RECORD EXTRACTS:
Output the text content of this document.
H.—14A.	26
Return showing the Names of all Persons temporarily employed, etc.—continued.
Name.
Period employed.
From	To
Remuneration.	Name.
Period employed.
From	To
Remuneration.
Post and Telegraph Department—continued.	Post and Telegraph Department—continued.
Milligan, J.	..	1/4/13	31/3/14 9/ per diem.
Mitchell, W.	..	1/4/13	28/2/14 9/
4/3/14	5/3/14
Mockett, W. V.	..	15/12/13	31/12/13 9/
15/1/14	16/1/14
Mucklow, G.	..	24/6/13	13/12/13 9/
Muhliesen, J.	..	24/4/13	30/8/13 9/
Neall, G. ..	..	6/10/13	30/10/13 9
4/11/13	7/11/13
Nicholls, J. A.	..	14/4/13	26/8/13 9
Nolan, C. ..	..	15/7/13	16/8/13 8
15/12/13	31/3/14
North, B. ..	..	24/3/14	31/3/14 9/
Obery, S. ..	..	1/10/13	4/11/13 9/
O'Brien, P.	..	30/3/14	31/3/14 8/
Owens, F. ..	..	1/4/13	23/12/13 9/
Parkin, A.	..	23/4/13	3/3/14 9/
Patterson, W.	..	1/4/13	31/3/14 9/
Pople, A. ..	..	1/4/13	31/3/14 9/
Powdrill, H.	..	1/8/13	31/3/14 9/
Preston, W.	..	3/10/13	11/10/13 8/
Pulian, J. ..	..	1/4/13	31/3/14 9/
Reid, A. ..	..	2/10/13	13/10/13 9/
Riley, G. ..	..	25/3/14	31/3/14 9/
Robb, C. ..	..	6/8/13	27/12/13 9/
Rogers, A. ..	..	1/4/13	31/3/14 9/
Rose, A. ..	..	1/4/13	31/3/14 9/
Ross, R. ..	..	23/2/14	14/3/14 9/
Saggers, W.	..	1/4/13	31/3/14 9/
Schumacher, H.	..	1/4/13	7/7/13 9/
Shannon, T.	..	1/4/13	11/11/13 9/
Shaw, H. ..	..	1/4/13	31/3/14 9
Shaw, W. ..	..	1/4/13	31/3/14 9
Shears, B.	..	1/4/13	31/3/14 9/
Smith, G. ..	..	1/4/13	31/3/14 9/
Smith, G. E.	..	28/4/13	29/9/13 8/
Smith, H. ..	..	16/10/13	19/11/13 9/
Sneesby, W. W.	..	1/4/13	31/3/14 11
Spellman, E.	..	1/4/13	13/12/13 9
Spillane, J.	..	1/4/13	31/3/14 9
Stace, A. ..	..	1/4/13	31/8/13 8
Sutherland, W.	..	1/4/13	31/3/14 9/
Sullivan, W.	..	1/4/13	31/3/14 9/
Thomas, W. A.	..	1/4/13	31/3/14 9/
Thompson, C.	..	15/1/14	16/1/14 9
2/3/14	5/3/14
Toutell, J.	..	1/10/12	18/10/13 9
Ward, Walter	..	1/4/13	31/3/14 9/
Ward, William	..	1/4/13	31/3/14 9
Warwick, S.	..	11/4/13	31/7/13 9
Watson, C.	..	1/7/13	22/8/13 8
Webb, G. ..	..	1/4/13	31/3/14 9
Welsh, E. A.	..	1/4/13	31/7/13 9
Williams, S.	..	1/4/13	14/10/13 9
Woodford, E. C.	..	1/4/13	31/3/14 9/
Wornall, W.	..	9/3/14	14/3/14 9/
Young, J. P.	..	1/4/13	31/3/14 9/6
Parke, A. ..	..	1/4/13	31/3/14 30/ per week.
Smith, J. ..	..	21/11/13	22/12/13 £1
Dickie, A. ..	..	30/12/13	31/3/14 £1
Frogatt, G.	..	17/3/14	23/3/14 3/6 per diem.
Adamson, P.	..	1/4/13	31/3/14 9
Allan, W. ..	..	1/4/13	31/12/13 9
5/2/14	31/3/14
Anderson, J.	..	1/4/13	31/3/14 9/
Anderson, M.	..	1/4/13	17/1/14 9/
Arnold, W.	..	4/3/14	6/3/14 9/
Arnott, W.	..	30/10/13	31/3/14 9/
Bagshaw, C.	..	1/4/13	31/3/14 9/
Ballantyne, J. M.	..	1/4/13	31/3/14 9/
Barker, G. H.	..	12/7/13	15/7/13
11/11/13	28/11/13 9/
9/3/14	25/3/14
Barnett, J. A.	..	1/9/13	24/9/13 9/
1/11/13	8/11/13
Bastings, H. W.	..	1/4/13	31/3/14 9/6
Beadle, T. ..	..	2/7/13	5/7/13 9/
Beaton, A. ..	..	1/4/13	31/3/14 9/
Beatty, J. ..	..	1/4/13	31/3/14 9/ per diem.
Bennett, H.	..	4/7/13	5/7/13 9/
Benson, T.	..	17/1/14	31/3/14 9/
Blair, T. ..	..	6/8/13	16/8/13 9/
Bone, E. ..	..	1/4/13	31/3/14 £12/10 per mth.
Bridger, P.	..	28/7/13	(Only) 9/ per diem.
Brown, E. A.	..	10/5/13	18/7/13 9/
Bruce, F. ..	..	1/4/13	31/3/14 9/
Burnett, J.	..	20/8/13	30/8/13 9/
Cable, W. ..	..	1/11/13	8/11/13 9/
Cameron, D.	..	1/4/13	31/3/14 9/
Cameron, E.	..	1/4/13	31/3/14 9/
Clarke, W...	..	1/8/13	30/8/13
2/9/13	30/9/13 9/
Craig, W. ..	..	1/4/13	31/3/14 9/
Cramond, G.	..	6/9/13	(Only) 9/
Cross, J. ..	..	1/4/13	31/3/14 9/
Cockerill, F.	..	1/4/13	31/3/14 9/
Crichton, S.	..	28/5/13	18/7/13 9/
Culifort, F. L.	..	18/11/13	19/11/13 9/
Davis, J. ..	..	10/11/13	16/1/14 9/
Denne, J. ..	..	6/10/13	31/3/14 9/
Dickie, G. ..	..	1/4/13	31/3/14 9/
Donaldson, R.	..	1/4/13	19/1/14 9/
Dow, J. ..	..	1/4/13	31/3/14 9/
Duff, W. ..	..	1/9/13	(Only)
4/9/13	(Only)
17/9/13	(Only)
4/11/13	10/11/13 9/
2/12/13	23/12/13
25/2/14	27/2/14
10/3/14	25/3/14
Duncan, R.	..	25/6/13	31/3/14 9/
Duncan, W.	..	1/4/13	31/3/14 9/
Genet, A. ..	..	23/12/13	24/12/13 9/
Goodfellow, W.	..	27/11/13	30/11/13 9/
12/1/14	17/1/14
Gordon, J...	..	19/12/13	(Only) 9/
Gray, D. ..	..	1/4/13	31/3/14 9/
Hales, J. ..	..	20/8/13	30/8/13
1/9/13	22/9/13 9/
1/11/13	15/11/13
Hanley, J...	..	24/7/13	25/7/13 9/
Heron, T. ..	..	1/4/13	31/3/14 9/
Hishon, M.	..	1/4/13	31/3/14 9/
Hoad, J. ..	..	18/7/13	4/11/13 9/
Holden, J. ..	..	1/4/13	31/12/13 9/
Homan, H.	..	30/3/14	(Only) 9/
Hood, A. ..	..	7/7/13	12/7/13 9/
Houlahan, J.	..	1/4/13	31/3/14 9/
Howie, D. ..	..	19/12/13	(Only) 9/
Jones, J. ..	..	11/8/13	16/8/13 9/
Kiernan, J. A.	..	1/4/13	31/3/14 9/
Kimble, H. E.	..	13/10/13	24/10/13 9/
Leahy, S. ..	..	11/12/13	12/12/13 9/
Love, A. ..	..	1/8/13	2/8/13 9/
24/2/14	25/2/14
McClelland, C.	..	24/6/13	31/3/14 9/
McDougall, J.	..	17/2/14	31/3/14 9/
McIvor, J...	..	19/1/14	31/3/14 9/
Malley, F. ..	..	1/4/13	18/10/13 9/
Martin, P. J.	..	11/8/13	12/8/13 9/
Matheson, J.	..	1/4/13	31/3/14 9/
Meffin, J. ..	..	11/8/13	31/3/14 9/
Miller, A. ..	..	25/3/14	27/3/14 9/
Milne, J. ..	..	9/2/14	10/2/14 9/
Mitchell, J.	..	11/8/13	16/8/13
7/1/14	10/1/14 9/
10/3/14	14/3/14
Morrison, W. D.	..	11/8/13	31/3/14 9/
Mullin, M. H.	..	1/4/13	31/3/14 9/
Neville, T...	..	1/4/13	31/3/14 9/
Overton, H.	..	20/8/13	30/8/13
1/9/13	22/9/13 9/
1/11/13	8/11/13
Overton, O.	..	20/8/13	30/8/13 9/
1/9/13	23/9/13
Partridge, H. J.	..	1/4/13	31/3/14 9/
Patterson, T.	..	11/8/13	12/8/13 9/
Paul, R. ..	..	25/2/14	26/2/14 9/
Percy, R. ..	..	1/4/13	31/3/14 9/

PROBLEM STATEMENT: Where a line in the material above holds "Mitchell", copy that line.

THE COMPLETED TASK:
Mitchell, W.	..	1/4/13	28/2/14 9/
Mitchell, J.	..	11/8/13	16/8/13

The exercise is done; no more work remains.